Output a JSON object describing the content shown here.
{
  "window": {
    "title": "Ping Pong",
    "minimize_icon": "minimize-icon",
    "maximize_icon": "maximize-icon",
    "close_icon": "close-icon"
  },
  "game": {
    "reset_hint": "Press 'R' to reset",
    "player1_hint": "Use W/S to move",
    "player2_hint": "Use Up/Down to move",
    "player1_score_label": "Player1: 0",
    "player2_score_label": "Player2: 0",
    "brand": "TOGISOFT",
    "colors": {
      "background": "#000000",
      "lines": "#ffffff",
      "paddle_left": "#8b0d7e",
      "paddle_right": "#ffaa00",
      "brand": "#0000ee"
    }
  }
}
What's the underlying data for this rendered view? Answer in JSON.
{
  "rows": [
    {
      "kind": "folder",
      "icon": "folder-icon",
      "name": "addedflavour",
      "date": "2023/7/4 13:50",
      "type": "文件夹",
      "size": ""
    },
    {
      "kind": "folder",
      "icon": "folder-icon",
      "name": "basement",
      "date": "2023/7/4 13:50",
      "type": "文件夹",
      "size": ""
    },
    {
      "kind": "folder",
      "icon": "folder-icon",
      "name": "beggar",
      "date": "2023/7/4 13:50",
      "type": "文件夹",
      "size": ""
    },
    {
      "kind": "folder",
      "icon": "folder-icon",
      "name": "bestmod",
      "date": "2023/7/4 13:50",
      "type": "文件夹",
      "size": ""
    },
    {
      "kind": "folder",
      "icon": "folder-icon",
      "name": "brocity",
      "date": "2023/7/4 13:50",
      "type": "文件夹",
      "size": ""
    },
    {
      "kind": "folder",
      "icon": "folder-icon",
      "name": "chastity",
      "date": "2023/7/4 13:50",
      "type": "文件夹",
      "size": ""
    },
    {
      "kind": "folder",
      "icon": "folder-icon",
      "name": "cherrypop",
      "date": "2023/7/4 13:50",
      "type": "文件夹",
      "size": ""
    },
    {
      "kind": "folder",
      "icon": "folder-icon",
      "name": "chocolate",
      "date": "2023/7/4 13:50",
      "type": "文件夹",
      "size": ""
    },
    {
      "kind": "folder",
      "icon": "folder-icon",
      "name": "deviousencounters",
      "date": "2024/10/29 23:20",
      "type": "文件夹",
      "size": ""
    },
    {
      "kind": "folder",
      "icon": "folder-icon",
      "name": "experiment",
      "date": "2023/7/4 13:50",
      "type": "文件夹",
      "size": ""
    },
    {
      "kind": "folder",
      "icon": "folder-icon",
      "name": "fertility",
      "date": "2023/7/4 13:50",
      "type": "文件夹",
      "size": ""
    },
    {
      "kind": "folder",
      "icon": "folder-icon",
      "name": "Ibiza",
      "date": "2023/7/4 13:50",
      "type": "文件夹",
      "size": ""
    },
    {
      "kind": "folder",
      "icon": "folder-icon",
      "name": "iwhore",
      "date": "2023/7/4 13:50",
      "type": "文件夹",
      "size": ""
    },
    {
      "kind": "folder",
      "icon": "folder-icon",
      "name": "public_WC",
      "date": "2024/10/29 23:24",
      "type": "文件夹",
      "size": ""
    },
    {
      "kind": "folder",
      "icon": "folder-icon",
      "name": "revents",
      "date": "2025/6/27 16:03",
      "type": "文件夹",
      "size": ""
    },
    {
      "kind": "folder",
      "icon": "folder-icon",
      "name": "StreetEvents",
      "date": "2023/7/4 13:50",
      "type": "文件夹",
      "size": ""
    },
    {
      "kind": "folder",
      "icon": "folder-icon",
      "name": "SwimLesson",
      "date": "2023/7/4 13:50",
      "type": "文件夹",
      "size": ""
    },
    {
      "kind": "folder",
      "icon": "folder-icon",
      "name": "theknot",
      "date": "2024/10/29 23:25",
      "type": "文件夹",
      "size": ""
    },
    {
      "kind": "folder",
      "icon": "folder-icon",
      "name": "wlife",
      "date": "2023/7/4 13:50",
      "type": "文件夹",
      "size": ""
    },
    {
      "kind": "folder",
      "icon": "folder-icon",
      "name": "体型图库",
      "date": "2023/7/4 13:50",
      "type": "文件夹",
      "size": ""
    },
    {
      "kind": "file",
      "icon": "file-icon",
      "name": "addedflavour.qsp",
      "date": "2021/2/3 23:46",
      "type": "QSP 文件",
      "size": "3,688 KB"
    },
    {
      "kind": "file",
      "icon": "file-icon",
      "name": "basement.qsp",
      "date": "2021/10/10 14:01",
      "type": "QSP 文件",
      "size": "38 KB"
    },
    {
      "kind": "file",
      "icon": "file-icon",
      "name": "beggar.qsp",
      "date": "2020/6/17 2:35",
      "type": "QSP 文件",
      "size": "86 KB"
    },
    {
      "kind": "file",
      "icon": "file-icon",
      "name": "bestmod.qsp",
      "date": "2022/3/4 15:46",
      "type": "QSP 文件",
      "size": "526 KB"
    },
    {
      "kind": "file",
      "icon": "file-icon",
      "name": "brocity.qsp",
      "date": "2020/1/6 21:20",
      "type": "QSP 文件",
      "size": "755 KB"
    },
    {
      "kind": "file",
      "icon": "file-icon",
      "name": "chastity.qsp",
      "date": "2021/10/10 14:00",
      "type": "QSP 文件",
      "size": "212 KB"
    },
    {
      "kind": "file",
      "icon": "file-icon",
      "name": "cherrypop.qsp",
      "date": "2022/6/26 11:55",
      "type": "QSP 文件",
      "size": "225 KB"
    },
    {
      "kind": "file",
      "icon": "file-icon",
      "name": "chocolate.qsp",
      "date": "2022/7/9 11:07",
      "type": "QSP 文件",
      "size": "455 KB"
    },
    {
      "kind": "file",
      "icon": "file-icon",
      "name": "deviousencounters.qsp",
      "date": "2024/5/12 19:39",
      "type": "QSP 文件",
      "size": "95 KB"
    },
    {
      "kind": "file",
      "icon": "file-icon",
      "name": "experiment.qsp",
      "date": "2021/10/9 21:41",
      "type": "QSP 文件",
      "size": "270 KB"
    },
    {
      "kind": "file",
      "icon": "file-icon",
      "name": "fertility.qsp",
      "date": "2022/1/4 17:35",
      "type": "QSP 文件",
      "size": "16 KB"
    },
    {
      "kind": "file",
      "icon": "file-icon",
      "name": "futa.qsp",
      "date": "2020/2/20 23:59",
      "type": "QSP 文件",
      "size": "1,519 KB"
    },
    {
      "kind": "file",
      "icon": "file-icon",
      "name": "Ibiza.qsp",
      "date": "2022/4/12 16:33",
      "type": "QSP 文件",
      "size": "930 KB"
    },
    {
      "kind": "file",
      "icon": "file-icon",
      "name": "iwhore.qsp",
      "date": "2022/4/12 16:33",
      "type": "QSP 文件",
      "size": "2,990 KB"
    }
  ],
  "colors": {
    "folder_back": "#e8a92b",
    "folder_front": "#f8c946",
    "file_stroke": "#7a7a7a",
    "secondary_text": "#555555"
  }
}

WHAT THIS TASK INVOLVES
List every line in the records above that contains the word "move".

EXERCISE OUTPUT
    "player1_hint": "Use W/S to move",
    "player2_hint": "Use Up/Down to move",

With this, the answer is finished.